■ WHAT YOU NEED TO DO ■
Filter these entries, keeping only lines that hold the word "Threatened".

■ MATERIAL PROVIDED ■
━━━━━━━━━━━━━━━━━━━━

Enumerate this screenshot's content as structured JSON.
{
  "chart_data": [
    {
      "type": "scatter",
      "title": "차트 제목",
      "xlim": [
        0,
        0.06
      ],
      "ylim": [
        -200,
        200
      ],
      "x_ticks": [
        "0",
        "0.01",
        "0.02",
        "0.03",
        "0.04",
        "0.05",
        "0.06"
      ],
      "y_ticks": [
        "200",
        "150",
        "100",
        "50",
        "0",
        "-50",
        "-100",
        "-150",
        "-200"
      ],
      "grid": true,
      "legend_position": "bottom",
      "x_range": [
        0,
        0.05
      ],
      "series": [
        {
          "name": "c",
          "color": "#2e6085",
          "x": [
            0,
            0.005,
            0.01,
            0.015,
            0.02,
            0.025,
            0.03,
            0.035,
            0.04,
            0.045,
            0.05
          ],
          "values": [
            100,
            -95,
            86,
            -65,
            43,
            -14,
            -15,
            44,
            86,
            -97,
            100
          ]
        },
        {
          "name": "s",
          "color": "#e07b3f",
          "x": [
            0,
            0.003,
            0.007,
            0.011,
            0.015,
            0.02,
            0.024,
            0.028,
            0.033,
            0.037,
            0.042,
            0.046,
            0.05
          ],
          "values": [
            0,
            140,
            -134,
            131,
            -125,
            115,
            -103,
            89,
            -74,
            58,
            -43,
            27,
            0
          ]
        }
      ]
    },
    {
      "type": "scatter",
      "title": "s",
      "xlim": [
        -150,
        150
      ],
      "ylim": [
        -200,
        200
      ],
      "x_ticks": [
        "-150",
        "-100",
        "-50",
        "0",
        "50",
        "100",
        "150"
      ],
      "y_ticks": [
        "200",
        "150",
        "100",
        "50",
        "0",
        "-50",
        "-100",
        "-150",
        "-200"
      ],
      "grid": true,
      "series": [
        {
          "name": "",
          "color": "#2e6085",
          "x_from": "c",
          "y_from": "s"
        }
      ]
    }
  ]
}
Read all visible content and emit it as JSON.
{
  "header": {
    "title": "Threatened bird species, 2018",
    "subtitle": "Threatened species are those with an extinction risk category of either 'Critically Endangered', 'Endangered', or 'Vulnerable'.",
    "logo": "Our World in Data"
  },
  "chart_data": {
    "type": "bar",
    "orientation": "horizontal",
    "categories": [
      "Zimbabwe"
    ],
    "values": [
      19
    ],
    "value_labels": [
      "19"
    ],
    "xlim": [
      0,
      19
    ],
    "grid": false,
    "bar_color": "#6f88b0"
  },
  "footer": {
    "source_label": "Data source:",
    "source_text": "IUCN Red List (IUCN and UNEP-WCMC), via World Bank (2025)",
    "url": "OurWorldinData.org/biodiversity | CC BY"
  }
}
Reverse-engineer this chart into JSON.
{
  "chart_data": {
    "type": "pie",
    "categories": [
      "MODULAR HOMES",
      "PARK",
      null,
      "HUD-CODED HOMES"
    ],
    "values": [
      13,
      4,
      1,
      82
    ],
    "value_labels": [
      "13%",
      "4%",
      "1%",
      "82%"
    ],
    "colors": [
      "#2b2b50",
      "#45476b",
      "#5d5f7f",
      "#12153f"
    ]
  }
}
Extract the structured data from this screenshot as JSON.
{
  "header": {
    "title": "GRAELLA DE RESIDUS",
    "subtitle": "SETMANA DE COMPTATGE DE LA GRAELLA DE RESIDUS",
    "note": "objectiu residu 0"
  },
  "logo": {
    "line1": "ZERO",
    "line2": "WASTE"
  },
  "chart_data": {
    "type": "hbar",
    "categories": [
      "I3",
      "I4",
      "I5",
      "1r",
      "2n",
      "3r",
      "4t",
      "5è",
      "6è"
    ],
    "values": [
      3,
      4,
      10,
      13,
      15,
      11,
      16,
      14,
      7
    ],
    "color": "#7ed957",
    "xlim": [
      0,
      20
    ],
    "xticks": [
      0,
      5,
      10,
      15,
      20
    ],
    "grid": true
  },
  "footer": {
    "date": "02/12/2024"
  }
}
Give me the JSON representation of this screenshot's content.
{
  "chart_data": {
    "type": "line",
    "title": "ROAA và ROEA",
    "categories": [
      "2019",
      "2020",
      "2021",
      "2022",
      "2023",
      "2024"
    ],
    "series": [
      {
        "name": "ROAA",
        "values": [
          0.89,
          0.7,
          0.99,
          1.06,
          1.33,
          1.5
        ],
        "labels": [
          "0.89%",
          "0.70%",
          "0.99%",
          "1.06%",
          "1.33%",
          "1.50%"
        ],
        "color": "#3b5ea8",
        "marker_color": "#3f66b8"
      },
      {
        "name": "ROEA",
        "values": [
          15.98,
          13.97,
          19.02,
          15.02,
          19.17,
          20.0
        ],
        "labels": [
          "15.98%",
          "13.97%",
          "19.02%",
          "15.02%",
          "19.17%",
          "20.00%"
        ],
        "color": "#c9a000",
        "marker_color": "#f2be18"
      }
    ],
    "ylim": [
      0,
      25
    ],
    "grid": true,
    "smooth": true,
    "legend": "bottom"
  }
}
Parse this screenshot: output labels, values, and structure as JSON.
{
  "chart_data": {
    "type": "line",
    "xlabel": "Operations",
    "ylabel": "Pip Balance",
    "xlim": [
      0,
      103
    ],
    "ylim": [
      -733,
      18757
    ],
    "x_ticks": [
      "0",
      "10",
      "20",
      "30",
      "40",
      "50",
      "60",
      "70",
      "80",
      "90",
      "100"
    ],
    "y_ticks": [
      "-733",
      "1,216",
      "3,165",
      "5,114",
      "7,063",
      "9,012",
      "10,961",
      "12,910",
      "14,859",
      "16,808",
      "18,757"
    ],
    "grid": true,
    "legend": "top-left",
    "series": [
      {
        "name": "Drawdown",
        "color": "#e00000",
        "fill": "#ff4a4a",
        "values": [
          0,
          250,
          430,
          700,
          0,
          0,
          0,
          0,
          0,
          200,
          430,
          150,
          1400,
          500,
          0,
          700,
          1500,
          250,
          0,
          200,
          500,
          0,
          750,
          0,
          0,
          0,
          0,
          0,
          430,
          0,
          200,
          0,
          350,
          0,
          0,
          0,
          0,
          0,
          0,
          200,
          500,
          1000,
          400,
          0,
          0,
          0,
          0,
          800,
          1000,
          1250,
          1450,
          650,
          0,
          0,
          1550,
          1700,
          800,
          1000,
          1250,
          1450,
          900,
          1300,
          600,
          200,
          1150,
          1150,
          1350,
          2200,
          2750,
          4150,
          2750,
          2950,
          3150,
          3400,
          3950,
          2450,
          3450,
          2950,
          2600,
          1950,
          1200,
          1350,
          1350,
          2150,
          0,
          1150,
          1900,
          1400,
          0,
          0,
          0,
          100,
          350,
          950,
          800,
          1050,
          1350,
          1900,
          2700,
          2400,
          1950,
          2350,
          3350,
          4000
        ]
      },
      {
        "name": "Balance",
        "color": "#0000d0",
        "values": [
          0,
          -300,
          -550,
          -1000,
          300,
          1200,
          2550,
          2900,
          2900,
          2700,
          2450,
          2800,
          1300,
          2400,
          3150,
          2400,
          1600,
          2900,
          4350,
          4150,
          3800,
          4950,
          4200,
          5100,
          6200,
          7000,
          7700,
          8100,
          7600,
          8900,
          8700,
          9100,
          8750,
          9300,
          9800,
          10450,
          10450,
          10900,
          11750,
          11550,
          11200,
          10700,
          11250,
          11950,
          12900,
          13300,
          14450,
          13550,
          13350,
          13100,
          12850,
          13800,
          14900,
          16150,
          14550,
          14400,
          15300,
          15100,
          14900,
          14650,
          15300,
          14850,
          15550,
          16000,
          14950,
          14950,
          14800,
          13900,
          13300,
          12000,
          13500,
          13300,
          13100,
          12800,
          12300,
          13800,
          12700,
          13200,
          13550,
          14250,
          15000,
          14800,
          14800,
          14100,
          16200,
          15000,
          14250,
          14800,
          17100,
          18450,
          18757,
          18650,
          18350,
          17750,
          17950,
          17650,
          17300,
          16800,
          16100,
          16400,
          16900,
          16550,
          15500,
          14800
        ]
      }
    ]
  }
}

━━━━━━━━━━━━━━━━━━━━

■ WRITTEN ANSWER ■
    "title": "Threatened bird species, 2018",
    "subtitle": "Threatened species are those with an extinction risk category of either 'Critically Endangered', 'Endangered', or 'Vulnerable'.",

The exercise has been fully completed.